═════ Provided data ═════
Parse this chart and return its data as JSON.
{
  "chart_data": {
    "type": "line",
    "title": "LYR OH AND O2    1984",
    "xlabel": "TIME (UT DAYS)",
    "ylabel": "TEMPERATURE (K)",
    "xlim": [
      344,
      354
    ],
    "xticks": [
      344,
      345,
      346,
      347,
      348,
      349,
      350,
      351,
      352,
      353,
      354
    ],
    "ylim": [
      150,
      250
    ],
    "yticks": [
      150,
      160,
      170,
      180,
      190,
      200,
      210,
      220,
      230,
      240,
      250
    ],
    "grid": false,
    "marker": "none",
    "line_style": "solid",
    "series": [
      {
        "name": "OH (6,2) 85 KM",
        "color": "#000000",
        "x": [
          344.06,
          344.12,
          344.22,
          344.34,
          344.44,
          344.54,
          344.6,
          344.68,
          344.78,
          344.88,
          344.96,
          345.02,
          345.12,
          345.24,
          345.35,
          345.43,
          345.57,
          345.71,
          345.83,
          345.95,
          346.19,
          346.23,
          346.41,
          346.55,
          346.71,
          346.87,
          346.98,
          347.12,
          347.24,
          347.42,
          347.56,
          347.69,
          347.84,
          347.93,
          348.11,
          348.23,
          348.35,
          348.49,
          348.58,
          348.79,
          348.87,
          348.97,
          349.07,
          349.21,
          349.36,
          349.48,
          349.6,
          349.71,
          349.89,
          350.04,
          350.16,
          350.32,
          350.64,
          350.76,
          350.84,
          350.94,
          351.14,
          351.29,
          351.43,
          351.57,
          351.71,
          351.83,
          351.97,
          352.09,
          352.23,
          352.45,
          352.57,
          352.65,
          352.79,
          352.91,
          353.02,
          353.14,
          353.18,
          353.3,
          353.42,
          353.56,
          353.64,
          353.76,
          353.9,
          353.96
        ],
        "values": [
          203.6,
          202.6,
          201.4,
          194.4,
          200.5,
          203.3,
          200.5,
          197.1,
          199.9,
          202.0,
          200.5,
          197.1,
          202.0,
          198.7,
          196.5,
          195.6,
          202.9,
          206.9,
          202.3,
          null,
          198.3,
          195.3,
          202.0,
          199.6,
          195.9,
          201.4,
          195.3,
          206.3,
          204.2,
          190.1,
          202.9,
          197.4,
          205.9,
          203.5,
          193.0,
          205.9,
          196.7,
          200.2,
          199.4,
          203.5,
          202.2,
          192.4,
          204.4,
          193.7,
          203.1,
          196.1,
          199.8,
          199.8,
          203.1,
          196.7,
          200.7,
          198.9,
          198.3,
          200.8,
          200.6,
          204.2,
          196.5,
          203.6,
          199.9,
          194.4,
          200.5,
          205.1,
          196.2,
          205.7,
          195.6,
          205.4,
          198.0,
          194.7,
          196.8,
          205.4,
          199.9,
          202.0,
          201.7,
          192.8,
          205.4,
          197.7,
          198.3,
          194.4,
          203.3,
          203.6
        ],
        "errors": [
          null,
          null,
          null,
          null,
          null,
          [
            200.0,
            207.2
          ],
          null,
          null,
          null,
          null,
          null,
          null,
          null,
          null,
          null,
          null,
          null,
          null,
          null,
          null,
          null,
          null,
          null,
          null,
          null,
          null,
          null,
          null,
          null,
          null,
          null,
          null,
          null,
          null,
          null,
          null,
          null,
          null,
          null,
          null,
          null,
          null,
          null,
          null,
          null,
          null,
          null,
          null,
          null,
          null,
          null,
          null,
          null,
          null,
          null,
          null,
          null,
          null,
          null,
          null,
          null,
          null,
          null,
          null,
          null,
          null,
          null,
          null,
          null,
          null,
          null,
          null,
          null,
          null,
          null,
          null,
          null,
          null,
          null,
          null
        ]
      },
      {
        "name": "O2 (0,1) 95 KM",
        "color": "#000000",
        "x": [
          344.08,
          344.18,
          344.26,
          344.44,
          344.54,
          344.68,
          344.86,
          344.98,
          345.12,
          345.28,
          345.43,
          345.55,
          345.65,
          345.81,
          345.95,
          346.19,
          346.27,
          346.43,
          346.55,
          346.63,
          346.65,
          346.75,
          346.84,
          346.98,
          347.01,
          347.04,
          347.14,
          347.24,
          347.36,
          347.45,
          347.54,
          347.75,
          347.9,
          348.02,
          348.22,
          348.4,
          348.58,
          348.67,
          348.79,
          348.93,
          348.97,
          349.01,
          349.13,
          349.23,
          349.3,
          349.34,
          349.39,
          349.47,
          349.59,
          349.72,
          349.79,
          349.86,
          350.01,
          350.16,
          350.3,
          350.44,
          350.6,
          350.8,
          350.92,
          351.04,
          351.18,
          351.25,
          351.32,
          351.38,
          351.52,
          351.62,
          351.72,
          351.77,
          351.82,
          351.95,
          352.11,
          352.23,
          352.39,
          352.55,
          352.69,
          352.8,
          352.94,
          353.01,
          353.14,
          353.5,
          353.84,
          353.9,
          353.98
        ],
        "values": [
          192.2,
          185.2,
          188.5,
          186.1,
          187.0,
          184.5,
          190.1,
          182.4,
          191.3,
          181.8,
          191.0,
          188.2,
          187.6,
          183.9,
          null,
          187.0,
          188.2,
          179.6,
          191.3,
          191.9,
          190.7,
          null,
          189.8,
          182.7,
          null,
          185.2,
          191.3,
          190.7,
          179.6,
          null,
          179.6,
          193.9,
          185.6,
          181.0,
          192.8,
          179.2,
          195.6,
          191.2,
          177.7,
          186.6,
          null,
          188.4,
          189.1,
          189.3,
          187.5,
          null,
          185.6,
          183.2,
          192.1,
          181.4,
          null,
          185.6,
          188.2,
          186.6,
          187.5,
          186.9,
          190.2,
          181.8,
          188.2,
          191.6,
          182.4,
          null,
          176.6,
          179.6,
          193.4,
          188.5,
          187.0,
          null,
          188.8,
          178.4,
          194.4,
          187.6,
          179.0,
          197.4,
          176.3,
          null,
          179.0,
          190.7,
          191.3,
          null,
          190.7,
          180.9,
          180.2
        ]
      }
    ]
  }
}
═════
- Aim
Each entry is to be returned in full, character for character.

- Solution
Parse this chart and return its data as JSON.
{
  "chart_data": {
    "type": "line",
    "title": "LYR OH AND O2    1984",
    "xlabel": "TIME (UT DAYS)",
    "ylabel": "TEMPERATURE (K)",
    "xlim": [
      344,
      354
    ],
    "xticks": [
      344,
      345,
      346,
      347,
      348,
      349,
      350,
      351,
      352,
      353,
      354
    ],
    "ylim": [
      150,
      250
    ],
    "yticks": [
      150,
      160,
      170,
      180,
      190,
      200,
      210,
      220,
      230,
      240,
      250
    ],
    "grid": false,
    "marker": "none",
    "line_style": "solid",
    "series": [
      {
        "name": "OH (6,2) 85 KM",
        "color": "#000000",
        "x": [
          344.06,
          344.12,
          344.22,
          344.34,
          344.44,
          344.54,
          344.6,
          344.68,
          344.78,
          344.88,
          344.96,
          345.02,
          345.12,
          345.24,
          345.35,
          345.43,
          345.57,
          345.71,
          345.83,
          345.95,
          346.19,
          346.23,
          346.41,
          346.55,
          346.71,
          346.87,
          346.98,
          347.12,
          347.24,
          347.42,
          347.56,
          347.69,
          347.84,
          347.93,
          348.11,
          348.23,
          348.35,
          348.49,
          348.58,
          348.79,
          348.87,
          348.97,
          349.07,
          349.21,
          349.36,
          349.48,
          349.6,
          349.71,
          349.89,
          350.04,
          350.16,
          350.32,
          350.64,
          350.76,
          350.84,
          350.94,
          351.14,
          351.29,
          351.43,
          351.57,
          351.71,
          351.83,
          351.97,
          352.09,
          352.23,
          352.45,
          352.57,
          352.65,
          352.79,
          352.91,
          353.02,
          353.14,
          353.18,
          353.3,
          353.42,
          353.56,
          353.64,
          353.76,
          353.9,
          353.96
        ],
        "values": [
          203.6,
          202.6,
          201.4,
          194.4,
          200.5,
          203.3,
          200.5,
          197.1,
          199.9,
          202.0,
          200.5,
          197.1,
          202.0,
          198.7,
          196.5,
          195.6,
          202.9,
          206.9,
          202.3,
          null,
          198.3,
          195.3,
          202.0,
          199.6,
          195.9,
          201.4,
          195.3,
          206.3,
          204.2,
          190.1,
          202.9,
          197.4,
          205.9,
          203.5,
          193.0,
          205.9,
          196.7,
          200.2,
          199.4,
          203.5,
          202.2,
          192.4,
          204.4,
          193.7,
          203.1,
          196.1,
          199.8,
          199.8,
          203.1,
          196.7,
          200.7,
          198.9,
          198.3,
          200.8,
          200.6,
          204.2,
          196.5,
          203.6,
          199.9,
          194.4,
          200.5,
          205.1,
          196.2,
          205.7,
          195.6,
          205.4,
          198.0,
          194.7,
          196.8,
          205.4,
          199.9,
          202.0,
          201.7,
          192.8,
          205.4,
          197.7,
          198.3,
          194.4,
          203.3,
          203.6
        ],
        "errors": [
          null,
          null,
          null,
          null,
          null,
          [
            200.0,
            207.2
          ],
          null,
          null,
          null,
          null,
          null,
          null,
          null,
          null,
          null,
          null,
          null,
          null,
          null,
          null,
          null,
          null,
          null,
          null,
          null,
          null,
          null,
          null,
          null,
          null,
          null,
          null,
          null,
          null,
          null,
          null,
          null,
          null,
          null,
          null,
          null,
          null,
          null,
          null,
          null,
          null,
          null,
          null,
          null,
          null,
          null,
          null,
          null,
          null,
          null,
          null,
          null,
          null,
          null,
          null,
          null,
          null,
          null,
          null,
          null,
          null,
          null,
          null,
          null,
          null,
          null,
          null,
          null,
          null,
          null,
          null,
          null,
          null,
          null,
          null
        ]
      },
      {
        "name": "O2 (0,1) 95 KM",
        "color": "#000000",
        "x": [
          344.08,
          344.18,
          344.26,
          344.44,
          344.54,
          344.68,
          344.86,
          344.98,
          345.12,
          345.28,
          345.43,
          345.55,
          345.65,
          345.81,
          345.95,
          346.19,
          346.27,
          346.43,
          346.55,
          346.63,
          346.65,
          346.75,
          346.84,
          346.98,
          347.01,
          347.04,
          347.14,
          347.24,
          347.36,
          347.45,
          347.54,
          347.75,
          347.9,
          348.02,
          348.22,
          348.4,
          348.58,
          348.67,
          348.79,
          348.93,
          348.97,
          349.01,
          349.13,
          349.23,
          349.3,
          349.34,
          349.39,
          349.47,
          349.59,
          349.72,
          349.79,
          349.86,
          350.01,
          350.16,
          350.3,
          350.44,
          350.6,
          350.8,
          350.92,
          351.04,
          351.18,
          351.25,
          351.32,
          351.38,
          351.52,
          351.62,
          351.72,
          351.77,
          351.82,
          351.95,
          352.11,
          352.23,
          352.39,
          352.55,
          352.69,
          352.8,
          352.94,
          353.01,
          353.14,
          353.5,
          353.84,
          353.9,
          353.98
        ],
        "values": [
          192.2,
          185.2,
          188.5,
          186.1,
          187.0,
          184.5,
          190.1,
          182.4,
          191.3,
          181.8,
          191.0,
          188.2,
          187.6,
          183.9,
          null,
          187.0,
          188.2,
          179.6,
          191.3,
          191.9,
          190.7,
          null,
          189.8,
          182.7,
          null,
          185.2,
          191.3,
          190.7,
          179.6,
          null,
          179.6,
          193.9,
          185.6,
          181.0,
          192.8,
          179.2,
          195.6,
          191.2,
          177.7,
          186.6,
          null,
          188.4,
          189.1,
          189.3,
          187.5,
          null,
          185.6,
          183.2,
          192.1,
          181.4,
          null,
          185.6,
          188.2,
          186.6,
          187.5,
          186.9,
          190.2,
          181.8,
          188.2,
          191.6,
          182.4,
          null,
          176.6,
          179.6,
          193.4,
          188.5,
          187.0,
          null,
          188.8,
          178.4,
          194.4,
          187.6,
          179.0,
          197.4,
          176.3,
          null,
          179.0,
          190.7,
          191.3,
          null,
          190.7,
          180.9,
          180.2
        ]
      }
    ]
  }
}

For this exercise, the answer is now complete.